*Exercise details*
Transcribe precisely those lines of the listing that fall between the line containing "Read this page and output its text content." and the last line, inclusive of both.

*Supplied data*
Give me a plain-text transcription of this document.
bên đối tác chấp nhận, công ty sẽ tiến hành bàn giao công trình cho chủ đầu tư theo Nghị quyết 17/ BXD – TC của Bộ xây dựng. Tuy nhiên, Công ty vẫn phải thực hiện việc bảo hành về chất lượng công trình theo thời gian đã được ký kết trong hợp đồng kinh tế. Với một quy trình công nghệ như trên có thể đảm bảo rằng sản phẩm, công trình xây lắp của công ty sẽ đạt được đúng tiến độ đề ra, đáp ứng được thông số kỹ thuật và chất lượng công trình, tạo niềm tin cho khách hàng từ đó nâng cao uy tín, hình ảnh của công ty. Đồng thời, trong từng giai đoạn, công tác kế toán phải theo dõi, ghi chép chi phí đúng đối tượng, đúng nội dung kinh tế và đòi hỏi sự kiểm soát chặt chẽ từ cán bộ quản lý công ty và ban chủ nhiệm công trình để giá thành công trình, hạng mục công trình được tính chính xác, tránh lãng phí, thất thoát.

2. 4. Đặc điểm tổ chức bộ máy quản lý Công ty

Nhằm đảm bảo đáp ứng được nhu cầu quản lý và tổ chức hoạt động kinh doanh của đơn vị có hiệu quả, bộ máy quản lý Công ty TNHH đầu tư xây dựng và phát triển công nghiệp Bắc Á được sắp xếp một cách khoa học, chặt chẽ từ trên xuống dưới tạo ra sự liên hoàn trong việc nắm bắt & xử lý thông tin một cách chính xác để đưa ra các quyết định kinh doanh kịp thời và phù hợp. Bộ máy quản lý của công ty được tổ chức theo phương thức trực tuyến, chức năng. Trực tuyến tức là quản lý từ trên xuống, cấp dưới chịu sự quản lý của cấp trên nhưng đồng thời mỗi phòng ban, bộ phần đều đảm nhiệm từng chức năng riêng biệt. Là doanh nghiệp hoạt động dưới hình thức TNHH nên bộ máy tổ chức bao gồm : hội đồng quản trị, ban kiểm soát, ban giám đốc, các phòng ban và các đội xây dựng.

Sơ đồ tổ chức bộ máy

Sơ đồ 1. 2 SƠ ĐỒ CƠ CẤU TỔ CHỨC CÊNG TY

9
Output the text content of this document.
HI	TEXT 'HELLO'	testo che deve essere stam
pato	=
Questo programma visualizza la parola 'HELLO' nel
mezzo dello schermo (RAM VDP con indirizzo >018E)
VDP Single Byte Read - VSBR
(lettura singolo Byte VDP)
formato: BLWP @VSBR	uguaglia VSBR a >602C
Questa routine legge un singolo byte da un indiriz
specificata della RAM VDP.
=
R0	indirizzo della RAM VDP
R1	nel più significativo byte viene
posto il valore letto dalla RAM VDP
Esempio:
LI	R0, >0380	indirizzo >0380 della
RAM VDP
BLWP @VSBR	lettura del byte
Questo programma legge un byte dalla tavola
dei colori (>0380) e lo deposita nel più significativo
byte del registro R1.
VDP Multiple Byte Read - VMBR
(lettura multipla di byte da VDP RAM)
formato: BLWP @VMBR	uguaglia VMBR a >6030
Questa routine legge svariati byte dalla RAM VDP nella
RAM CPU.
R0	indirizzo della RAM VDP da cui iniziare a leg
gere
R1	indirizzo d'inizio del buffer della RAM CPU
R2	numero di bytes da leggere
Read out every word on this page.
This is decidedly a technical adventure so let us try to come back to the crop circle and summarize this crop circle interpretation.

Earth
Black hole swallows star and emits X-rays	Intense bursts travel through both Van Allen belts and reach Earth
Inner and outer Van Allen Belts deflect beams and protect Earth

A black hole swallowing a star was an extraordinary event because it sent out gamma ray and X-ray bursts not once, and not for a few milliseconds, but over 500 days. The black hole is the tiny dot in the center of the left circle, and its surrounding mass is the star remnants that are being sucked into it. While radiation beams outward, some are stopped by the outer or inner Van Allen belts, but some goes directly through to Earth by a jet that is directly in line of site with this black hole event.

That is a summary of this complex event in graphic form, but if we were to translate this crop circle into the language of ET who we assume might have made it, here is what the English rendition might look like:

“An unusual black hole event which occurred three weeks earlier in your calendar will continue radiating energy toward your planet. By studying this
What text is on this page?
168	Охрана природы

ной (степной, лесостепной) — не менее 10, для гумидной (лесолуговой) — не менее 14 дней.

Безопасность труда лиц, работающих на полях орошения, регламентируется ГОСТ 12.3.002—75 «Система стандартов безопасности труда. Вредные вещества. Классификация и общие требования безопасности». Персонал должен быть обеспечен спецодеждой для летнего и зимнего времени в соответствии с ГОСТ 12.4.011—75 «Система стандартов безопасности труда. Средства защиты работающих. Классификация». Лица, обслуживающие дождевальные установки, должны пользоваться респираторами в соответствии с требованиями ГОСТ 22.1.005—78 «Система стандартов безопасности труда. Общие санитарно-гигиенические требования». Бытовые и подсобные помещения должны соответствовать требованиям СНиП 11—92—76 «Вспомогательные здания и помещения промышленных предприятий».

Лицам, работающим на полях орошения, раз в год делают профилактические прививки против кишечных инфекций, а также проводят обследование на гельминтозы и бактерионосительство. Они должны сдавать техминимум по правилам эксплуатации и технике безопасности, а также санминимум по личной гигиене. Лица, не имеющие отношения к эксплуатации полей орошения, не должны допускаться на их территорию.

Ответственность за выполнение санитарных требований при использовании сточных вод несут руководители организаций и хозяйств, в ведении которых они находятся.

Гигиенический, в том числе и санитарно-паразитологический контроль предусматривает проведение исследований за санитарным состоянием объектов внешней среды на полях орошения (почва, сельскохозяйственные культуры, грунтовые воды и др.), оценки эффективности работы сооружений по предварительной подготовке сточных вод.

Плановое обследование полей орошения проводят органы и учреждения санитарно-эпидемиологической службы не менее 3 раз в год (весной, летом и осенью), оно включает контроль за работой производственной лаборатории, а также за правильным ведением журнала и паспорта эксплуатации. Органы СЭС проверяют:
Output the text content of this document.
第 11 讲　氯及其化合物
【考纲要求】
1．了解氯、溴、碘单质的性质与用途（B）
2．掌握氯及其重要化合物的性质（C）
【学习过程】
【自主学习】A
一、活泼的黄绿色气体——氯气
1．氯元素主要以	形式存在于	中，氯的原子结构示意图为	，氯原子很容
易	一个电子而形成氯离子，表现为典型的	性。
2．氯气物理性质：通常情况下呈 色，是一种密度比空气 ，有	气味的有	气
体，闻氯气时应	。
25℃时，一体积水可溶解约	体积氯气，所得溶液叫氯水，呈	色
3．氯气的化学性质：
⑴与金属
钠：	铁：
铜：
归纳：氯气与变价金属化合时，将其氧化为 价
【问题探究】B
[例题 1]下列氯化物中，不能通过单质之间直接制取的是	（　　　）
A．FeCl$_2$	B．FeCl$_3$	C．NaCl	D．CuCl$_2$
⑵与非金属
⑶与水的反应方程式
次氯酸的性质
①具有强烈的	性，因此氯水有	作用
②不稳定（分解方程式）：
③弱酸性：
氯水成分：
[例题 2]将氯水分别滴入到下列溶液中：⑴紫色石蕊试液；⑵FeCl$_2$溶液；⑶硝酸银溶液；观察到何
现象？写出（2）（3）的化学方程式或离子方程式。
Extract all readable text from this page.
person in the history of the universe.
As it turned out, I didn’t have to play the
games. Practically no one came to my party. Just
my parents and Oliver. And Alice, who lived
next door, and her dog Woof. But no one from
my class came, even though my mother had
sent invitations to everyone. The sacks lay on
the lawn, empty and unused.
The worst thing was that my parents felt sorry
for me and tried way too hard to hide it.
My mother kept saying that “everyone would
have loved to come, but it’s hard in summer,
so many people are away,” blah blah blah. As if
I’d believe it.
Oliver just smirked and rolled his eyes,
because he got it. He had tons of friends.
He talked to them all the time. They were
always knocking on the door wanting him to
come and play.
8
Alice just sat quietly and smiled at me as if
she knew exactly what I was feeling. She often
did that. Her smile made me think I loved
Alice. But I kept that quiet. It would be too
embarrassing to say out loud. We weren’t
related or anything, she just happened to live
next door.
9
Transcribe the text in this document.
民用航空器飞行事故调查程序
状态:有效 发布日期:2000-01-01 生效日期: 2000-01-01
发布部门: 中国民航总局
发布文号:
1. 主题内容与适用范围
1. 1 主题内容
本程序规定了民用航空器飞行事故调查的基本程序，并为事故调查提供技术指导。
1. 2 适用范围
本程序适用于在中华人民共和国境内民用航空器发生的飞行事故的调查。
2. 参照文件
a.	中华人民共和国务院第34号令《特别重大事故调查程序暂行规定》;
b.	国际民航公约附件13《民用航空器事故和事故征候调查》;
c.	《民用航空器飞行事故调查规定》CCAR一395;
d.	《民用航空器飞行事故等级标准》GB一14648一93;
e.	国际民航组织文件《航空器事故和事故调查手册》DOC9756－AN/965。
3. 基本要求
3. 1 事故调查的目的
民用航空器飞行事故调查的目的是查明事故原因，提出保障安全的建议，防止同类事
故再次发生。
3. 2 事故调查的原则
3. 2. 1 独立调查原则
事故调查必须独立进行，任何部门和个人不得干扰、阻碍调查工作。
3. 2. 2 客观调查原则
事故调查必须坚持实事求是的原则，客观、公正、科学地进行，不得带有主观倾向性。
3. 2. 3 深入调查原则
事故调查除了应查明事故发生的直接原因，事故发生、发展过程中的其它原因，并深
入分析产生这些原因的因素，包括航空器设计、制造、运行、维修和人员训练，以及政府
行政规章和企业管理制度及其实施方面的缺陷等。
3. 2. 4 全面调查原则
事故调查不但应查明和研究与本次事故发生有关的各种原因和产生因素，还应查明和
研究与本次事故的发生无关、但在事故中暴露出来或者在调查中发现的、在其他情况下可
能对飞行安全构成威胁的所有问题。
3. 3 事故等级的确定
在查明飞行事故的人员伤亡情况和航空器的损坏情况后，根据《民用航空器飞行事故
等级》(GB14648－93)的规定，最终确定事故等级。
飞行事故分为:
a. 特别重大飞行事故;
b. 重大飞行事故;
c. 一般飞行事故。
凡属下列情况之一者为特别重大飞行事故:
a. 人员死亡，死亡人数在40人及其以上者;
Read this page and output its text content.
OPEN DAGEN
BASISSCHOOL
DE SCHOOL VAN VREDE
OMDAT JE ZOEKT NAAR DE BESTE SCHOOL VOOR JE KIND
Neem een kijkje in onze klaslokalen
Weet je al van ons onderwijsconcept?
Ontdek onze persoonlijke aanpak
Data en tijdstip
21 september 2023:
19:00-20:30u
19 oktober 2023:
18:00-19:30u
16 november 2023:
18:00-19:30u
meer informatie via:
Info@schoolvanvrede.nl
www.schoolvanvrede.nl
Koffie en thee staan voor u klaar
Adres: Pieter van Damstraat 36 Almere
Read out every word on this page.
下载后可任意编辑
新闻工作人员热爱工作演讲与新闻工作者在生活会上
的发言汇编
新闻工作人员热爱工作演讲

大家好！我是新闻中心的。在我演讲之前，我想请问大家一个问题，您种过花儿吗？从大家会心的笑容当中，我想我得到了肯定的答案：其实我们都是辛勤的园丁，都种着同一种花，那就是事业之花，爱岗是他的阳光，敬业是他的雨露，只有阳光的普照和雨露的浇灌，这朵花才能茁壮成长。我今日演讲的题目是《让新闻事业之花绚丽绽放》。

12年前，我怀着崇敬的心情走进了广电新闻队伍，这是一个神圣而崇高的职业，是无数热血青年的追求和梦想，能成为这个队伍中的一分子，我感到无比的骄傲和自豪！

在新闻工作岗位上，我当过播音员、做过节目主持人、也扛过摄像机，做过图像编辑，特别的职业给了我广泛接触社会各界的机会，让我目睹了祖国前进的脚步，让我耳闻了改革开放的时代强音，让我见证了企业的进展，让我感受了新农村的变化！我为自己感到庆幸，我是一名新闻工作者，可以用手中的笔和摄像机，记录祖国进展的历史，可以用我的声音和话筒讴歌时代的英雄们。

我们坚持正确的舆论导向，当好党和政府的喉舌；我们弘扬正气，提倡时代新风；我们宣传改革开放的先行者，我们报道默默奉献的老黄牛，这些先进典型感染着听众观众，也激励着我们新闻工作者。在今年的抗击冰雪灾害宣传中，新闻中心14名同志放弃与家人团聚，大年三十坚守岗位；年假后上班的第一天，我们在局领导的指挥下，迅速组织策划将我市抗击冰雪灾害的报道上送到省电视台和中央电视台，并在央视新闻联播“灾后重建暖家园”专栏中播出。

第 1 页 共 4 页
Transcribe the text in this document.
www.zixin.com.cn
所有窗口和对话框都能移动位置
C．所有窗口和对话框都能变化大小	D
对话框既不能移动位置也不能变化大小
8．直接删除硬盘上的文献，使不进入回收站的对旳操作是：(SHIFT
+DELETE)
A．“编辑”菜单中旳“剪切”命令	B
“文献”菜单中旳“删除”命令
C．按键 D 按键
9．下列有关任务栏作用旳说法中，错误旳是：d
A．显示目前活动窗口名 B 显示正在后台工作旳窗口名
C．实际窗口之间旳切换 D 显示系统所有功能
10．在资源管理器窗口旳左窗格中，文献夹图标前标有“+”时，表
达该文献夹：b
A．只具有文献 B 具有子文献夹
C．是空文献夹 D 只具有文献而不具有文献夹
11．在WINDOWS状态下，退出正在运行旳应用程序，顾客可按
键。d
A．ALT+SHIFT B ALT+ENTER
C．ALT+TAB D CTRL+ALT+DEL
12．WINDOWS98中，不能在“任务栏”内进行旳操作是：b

*Worked solution*
Read this page and output its text content.
OPEN DAGEN
BASISSCHOOL
DE SCHOOL VAN VREDE
OMDAT JE ZOEKT NAAR DE BESTE SCHOOL VOOR JE KIND
Neem een kijkje in onze klaslokalen
Weet je al van ons onderwijsconcept?
Ontdek onze persoonlijke aanpak
Data en tijdstip
21 september 2023:
19:00-20:30u
19 oktober 2023:
18:00-19:30u
16 november 2023:
18:00-19:30u
meer informatie via:
Info@schoolvanvrede.nl
www.schoolvanvrede.nl
Koffie en thee staan voor u klaar
Adres: Pieter van Damstraat 36 Almere
Read out every word on this page.
下载后可任意编辑
新闻工作人员热爱工作演讲与新闻工作者在生活会上
的发言汇编
新闻工作人员热爱工作演讲

大家好！我是新闻中心的。在我演讲之前，我想请问大家一个问题，您种过花儿吗？从大家会心的笑容当中，我想我得到了肯定的答案：其实我们都是辛勤的园丁，都种着同一种花，那就是事业之花，爱岗是他的阳光，敬业是他的雨露，只有阳光的普照和雨露的浇灌，这朵花才能茁壮成长。我今日演讲的题目是《让新闻事业之花绚丽绽放》。

12年前，我怀着崇敬的心情走进了广电新闻队伍，这是一个神圣而崇高的职业，是无数热血青年的追求和梦想，能成为这个队伍中的一分子，我感到无比的骄傲和自豪！

在新闻工作岗位上，我当过播音员、做过节目主持人、也扛过摄像机，做过图像编辑，特别的职业给了我广泛接触社会各界的机会，让我目睹了祖国前进的脚步，让我耳闻了改革开放的时代强音，让我见证了企业的进展，让我感受了新农村的变化！我为自己感到庆幸，我是一名新闻工作者，可以用手中的笔和摄像机，记录祖国进展的历史，可以用我的声音和话筒讴歌时代的英雄们。

我们坚持正确的舆论导向，当好党和政府的喉舌；我们弘扬正气，提倡时代新风；我们宣传改革开放的先行者，我们报道默默奉献的老黄牛，这些先进典型感染着听众观众，也激励着我们新闻工作者。在今年的抗击冰雪灾害宣传中，新闻中心14名同志放弃与家人团聚，大年三十坚守岗位；年假后上班的第一天，我们在局领导的指挥下，迅速组织策划将我市抗击冰雪灾害的报道上送到省电视台和中央电视台，并在央视新闻联播“灾后重建暖家园”专栏中播出。

第 1 页 共 4 页
Transcribe the text in this document.
www.zixin.com.cn
所有窗口和对话框都能移动位置
C．所有窗口和对话框都能变化大小	D
对话框既不能移动位置也不能变化大小
8．直接删除硬盘上的文献，使不进入回收站的对旳操作是：(SHIFT
+DELETE)
A．“编辑”菜单中旳“剪切”命令	B
“文献”菜单中旳“删除”命令
C．按键 D 按键
9．下列有关任务栏作用旳说法中，错误旳是：d
A．显示目前活动窗口名 B 显示正在后台工作旳窗口名
C．实际窗口之间旳切换 D 显示系统所有功能
10．在资源管理器窗口旳左窗格中，文献夹图标前标有“+”时，表
达该文献夹：b
A．只具有文献 B 具有子文献夹
C．是空文献夹 D 只具有文献而不具有文献夹
11．在WINDOWS状态下，退出正在运行旳应用程序，顾客可按
键。d
A．ALT+SHIFT B ALT+ENTER
C．ALT+TAB D CTRL+ALT+DEL
12．WINDOWS98中，不能在“任务栏”内进行旳操作是：b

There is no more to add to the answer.